■ PROVIDED DATA ■
================

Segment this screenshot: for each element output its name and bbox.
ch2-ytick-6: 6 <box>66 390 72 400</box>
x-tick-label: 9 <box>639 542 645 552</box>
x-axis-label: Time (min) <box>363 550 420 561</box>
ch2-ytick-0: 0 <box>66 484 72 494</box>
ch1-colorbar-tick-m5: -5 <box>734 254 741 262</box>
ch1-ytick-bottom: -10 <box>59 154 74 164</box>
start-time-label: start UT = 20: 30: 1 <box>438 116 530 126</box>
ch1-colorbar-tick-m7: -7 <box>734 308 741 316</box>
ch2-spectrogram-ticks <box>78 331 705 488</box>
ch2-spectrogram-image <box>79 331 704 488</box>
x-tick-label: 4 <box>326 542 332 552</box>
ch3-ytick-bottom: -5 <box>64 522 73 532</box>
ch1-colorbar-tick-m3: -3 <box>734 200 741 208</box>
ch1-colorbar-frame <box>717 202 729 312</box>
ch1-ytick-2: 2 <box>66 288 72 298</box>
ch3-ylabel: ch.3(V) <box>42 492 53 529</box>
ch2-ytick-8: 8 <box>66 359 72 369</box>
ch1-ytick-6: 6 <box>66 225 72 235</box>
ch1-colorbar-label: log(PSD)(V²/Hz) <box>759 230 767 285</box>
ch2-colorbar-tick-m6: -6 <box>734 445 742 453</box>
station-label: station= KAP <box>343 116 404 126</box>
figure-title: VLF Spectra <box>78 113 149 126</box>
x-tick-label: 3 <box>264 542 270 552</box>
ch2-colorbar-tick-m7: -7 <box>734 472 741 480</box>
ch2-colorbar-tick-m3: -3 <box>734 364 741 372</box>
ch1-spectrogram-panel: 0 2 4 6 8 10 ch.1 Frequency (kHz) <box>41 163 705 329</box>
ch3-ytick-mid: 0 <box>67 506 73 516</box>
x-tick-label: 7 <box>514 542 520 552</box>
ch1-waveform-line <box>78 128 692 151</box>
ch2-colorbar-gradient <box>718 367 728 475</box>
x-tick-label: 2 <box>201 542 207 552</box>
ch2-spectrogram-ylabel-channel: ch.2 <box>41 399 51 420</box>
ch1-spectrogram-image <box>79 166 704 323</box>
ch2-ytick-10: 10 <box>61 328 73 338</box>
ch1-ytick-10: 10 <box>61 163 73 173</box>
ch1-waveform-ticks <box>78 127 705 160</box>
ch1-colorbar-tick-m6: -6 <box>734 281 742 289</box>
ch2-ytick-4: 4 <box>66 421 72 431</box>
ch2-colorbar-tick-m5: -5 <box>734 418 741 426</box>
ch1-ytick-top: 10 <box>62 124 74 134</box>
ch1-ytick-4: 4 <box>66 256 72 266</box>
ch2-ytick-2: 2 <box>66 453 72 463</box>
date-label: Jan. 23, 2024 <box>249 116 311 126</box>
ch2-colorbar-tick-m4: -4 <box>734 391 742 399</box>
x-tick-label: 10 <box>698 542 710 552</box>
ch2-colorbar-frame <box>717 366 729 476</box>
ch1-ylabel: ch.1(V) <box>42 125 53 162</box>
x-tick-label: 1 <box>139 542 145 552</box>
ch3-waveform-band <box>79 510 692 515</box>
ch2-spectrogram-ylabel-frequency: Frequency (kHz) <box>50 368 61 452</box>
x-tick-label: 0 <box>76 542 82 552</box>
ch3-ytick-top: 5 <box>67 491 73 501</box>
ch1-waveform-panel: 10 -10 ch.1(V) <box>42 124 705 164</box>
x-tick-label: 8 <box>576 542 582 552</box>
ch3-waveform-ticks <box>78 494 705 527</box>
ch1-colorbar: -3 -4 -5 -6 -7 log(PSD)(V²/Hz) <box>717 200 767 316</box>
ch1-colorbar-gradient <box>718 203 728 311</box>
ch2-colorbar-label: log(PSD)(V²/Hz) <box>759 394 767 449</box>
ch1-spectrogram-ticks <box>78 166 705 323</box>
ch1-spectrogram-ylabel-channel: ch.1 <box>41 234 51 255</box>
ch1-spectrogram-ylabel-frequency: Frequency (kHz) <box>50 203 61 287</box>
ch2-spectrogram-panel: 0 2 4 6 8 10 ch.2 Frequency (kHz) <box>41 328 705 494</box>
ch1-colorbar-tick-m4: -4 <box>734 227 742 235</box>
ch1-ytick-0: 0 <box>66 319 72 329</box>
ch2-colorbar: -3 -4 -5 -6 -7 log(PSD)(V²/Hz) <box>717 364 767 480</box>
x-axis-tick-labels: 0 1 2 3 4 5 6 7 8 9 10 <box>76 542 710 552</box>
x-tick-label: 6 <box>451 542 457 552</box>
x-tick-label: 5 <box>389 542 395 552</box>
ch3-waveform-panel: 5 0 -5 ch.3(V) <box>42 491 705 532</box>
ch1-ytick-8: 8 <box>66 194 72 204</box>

================

■ WHAT YOU WILL DO ■
Please retype all of the material above line for line, with no changes.

■ RESULT BELOW ■
Segment this screenshot: for each element output its name and bbox.
ch2-ytick-6: 6 <box>66 390 72 400</box>
x-tick-label: 9 <box>639 542 645 552</box>
x-axis-label: Time (min) <box>363 550 420 561</box>
ch2-ytick-0: 0 <box>66 484 72 494</box>
ch1-colorbar-tick-m5: -5 <box>734 254 741 262</box>
ch1-ytick-bottom: -10 <box>59 154 74 164</box>
start-time-label: start UT = 20: 30: 1 <box>438 116 530 126</box>
ch1-colorbar-tick-m7: -7 <box>734 308 741 316</box>
ch2-spectrogram-ticks <box>78 331 705 488</box>
ch2-spectrogram-image <box>79 331 704 488</box>
x-tick-label: 4 <box>326 542 332 552</box>
ch3-ytick-bottom: -5 <box>64 522 73 532</box>
ch1-colorbar-tick-m3: -3 <box>734 200 741 208</box>
ch1-colorbar-frame <box>717 202 729 312</box>
ch1-ytick-2: 2 <box>66 288 72 298</box>
ch3-ylabel: ch.3(V) <box>42 492 53 529</box>
ch2-ytick-8: 8 <box>66 359 72 369</box>
ch1-ytick-6: 6 <box>66 225 72 235</box>
ch1-colorbar-label: log(PSD)(V²/Hz) <box>759 230 767 285</box>
ch2-colorbar-tick-m6: -6 <box>734 445 742 453</box>
station-label: station= KAP <box>343 116 404 126</box>
figure-title: VLF Spectra <box>78 113 149 126</box>
x-tick-label: 3 <box>264 542 270 552</box>
ch2-colorbar-tick-m7: -7 <box>734 472 741 480</box>
ch2-colorbar-tick-m3: -3 <box>734 364 741 372</box>
ch1-spectrogram-panel: 0 2 4 6 8 10 ch.1 Frequency (kHz) <box>41 163 705 329</box>
ch3-ytick-mid: 0 <box>67 506 73 516</box>
x-tick-label: 7 <box>514 542 520 552</box>
ch1-waveform-line <box>78 128 692 151</box>
ch2-colorbar-gradient <box>718 367 728 475</box>
x-tick-label: 2 <box>201 542 207 552</box>
ch2-spectrogram-ylabel-channel: ch.2 <box>41 399 51 420</box>
ch1-spectrogram-image <box>79 166 704 323</box>
ch2-ytick-10: 10 <box>61 328 73 338</box>
ch1-ytick-10: 10 <box>61 163 73 173</box>
ch1-waveform-ticks <box>78 127 705 160</box>
ch1-colorbar-tick-m6: -6 <box>734 281 742 289</box>
ch2-ytick-4: 4 <box>66 421 72 431</box>
ch2-colorbar-tick-m5: -5 <box>734 418 741 426</box>
ch1-ytick-top: 10 <box>62 124 74 134</box>
ch1-ytick-4: 4 <box>66 256 72 266</box>
ch2-ytick-2: 2 <box>66 453 72 463</box>
date-label: Jan. 23, 2024 <box>249 116 311 126</box>
ch2-colorbar-tick-m4: -4 <box>734 391 742 399</box>
x-tick-label: 10 <box>698 542 710 552</box>
ch2-colorbar-frame <box>717 366 729 476</box>
ch1-ylabel: ch.1(V) <box>42 125 53 162</box>
x-tick-label: 1 <box>139 542 145 552</box>
ch3-waveform-band <box>79 510 692 515</box>
ch2-spectrogram-ylabel-frequency: Frequency (kHz) <box>50 368 61 452</box>
x-tick-label: 0 <box>76 542 82 552</box>
ch3-ytick-top: 5 <box>67 491 73 501</box>
ch1-waveform-panel: 10 -10 ch.1(V) <box>42 124 705 164</box>
x-tick-label: 8 <box>576 542 582 552</box>
ch3-waveform-ticks <box>78 494 705 527</box>
ch1-colorbar: -3 -4 -5 -6 -7 log(PSD)(V²/Hz) <box>717 200 767 316</box>
ch1-colorbar-gradient <box>718 203 728 311</box>
ch2-colorbar-label: log(PSD)(V²/Hz) <box>759 394 767 449</box>
ch1-spectrogram-ticks <box>78 166 705 323</box>
ch1-spectrogram-ylabel-channel: ch.1 <box>41 234 51 255</box>
ch1-spectrogram-ylabel-frequency: Frequency (kHz) <box>50 203 61 287</box>
ch2-spectrogram-panel: 0 2 4 6 8 10 ch.2 Frequency (kHz) <box>41 328 705 494</box>
ch1-colorbar-tick-m4: -4 <box>734 227 742 235</box>
ch1-ytick-0: 0 <box>66 319 72 329</box>
ch2-colorbar: -3 -4 -5 -6 -7 log(PSD)(V²/Hz) <box>717 364 767 480</box>
x-axis-tick-labels: 0 1 2 3 4 5 6 7 8 9 10 <box>76 542 710 552</box>
x-tick-label: 6 <box>451 542 457 552</box>
x-tick-label: 5 <box>389 542 395 552</box>
ch3-waveform-panel: 5 0 -5 ch.3(V) <box>42 491 705 532</box>
ch1-ytick-8: 8 <box>66 194 72 204</box>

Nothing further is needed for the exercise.